▶ **Set task**
From the entries below, count the lines with "description". Write only the count.

▽

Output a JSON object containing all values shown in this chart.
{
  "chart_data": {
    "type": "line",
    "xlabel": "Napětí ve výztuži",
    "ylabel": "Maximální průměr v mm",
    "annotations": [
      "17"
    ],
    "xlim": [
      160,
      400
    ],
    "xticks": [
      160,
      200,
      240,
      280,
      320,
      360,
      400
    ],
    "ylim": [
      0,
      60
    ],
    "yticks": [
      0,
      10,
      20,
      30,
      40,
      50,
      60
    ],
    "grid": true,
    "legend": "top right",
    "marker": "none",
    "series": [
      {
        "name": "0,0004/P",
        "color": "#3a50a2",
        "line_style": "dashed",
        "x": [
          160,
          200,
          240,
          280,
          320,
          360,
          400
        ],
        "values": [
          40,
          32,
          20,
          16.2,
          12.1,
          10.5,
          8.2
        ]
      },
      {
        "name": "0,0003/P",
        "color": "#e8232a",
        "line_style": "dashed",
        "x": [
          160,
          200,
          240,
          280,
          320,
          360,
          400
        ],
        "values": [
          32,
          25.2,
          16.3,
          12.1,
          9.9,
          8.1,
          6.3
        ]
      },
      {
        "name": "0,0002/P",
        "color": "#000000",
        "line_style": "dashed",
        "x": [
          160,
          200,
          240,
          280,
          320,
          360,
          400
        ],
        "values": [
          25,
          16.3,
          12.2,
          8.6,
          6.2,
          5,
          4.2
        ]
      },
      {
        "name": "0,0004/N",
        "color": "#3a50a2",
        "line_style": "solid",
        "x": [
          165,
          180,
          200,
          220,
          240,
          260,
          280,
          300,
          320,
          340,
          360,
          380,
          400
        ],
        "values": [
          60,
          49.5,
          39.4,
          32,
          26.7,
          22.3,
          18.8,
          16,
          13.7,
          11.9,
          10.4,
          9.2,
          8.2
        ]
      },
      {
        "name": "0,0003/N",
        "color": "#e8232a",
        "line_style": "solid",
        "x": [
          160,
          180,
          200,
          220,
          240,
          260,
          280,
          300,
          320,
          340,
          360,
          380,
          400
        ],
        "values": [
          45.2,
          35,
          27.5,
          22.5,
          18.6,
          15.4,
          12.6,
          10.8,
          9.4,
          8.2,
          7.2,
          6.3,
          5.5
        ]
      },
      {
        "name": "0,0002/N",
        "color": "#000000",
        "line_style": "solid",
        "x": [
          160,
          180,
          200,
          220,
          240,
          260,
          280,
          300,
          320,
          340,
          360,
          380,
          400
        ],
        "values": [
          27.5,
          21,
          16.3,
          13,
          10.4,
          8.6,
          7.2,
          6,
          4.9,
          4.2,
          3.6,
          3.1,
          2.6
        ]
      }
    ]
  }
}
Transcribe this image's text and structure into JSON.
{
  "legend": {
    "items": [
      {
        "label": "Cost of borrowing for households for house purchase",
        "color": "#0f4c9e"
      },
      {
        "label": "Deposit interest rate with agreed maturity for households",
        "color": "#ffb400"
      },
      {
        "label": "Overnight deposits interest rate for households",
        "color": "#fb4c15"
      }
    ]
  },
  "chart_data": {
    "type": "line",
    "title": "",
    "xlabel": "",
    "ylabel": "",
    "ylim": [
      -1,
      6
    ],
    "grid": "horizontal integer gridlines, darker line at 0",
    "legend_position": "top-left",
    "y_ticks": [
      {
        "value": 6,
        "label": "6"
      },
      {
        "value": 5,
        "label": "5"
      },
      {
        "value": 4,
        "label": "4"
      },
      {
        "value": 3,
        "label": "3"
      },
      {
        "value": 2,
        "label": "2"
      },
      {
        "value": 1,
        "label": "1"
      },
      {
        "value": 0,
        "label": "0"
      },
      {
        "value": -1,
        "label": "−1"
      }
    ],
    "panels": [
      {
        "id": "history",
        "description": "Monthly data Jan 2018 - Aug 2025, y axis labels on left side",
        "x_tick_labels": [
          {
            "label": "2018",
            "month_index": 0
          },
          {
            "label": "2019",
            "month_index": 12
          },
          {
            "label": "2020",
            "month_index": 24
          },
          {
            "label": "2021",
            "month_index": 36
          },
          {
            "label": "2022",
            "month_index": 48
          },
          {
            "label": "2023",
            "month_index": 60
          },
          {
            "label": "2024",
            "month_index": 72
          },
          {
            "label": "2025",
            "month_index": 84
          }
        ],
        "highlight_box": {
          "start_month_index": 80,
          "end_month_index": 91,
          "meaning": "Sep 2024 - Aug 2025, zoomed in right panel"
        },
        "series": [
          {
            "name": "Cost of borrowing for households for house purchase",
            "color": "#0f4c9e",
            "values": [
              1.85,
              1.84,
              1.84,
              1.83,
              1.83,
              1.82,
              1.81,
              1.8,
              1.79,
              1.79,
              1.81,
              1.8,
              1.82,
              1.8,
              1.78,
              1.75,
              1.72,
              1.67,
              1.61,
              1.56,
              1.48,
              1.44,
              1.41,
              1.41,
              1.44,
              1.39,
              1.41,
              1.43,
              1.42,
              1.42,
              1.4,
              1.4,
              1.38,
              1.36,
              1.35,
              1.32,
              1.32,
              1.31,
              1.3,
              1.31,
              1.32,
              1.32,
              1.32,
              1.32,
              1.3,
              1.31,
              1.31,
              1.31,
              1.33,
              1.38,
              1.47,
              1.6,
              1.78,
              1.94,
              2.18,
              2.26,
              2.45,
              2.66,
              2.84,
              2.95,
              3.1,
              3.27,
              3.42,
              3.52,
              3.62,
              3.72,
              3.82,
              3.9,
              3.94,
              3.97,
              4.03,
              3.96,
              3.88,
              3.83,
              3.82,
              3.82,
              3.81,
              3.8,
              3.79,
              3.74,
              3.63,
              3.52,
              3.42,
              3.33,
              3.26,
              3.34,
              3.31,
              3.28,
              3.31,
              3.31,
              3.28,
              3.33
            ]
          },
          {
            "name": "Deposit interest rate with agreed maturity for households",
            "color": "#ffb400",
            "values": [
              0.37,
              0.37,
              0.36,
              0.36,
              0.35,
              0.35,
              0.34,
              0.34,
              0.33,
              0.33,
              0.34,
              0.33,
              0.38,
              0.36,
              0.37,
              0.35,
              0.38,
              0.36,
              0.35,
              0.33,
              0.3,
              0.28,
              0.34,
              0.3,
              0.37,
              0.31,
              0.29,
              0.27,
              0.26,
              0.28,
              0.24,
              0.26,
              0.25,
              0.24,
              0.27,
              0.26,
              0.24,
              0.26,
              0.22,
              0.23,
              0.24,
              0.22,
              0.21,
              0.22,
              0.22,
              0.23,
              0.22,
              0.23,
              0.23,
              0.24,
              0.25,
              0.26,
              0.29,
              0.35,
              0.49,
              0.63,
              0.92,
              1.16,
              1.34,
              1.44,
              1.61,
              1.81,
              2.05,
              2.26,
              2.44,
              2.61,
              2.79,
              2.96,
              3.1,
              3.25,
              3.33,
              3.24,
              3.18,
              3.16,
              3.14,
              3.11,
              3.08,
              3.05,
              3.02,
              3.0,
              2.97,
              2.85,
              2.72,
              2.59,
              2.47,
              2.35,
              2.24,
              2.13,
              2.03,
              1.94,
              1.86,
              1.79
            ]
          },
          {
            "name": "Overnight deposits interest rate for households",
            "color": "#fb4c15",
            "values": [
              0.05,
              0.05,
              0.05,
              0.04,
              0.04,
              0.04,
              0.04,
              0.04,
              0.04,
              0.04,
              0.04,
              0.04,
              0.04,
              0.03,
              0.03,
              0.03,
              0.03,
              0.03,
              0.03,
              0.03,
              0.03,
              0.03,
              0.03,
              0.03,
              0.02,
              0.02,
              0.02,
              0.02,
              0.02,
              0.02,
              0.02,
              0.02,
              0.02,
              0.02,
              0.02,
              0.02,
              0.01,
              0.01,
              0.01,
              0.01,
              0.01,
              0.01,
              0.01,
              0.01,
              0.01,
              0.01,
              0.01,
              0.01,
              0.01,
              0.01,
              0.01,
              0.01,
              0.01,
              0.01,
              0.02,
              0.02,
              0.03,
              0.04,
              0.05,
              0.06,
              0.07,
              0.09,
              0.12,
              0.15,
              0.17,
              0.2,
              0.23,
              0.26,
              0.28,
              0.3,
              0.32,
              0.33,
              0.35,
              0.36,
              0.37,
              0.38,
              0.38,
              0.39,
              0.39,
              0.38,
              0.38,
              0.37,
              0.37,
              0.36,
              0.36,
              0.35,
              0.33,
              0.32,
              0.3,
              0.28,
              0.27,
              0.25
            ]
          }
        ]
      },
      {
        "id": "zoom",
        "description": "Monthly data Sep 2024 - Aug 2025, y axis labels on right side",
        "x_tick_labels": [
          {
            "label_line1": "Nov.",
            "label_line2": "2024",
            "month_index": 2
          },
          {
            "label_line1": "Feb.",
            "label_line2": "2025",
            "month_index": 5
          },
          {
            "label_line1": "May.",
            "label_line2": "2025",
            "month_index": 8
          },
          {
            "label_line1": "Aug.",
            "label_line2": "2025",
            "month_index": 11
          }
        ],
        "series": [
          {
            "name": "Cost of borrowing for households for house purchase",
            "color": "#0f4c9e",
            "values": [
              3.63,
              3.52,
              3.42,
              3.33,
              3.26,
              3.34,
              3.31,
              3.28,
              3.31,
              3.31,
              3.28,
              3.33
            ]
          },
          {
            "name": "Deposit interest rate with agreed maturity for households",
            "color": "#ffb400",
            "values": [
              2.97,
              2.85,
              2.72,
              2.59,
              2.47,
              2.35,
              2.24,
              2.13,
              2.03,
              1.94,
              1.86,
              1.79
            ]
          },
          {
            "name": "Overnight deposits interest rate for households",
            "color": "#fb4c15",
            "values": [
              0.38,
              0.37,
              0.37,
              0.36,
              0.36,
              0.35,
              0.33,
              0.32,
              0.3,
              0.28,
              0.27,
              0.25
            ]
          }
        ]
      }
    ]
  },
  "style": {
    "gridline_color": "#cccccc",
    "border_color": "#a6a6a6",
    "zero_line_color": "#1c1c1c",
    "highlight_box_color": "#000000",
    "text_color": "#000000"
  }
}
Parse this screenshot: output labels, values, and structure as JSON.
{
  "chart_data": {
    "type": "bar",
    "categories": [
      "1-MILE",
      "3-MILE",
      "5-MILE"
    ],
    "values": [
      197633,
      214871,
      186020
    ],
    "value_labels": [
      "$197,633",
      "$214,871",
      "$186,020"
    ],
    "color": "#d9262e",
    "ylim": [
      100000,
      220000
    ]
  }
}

△

▶ **Task output**
2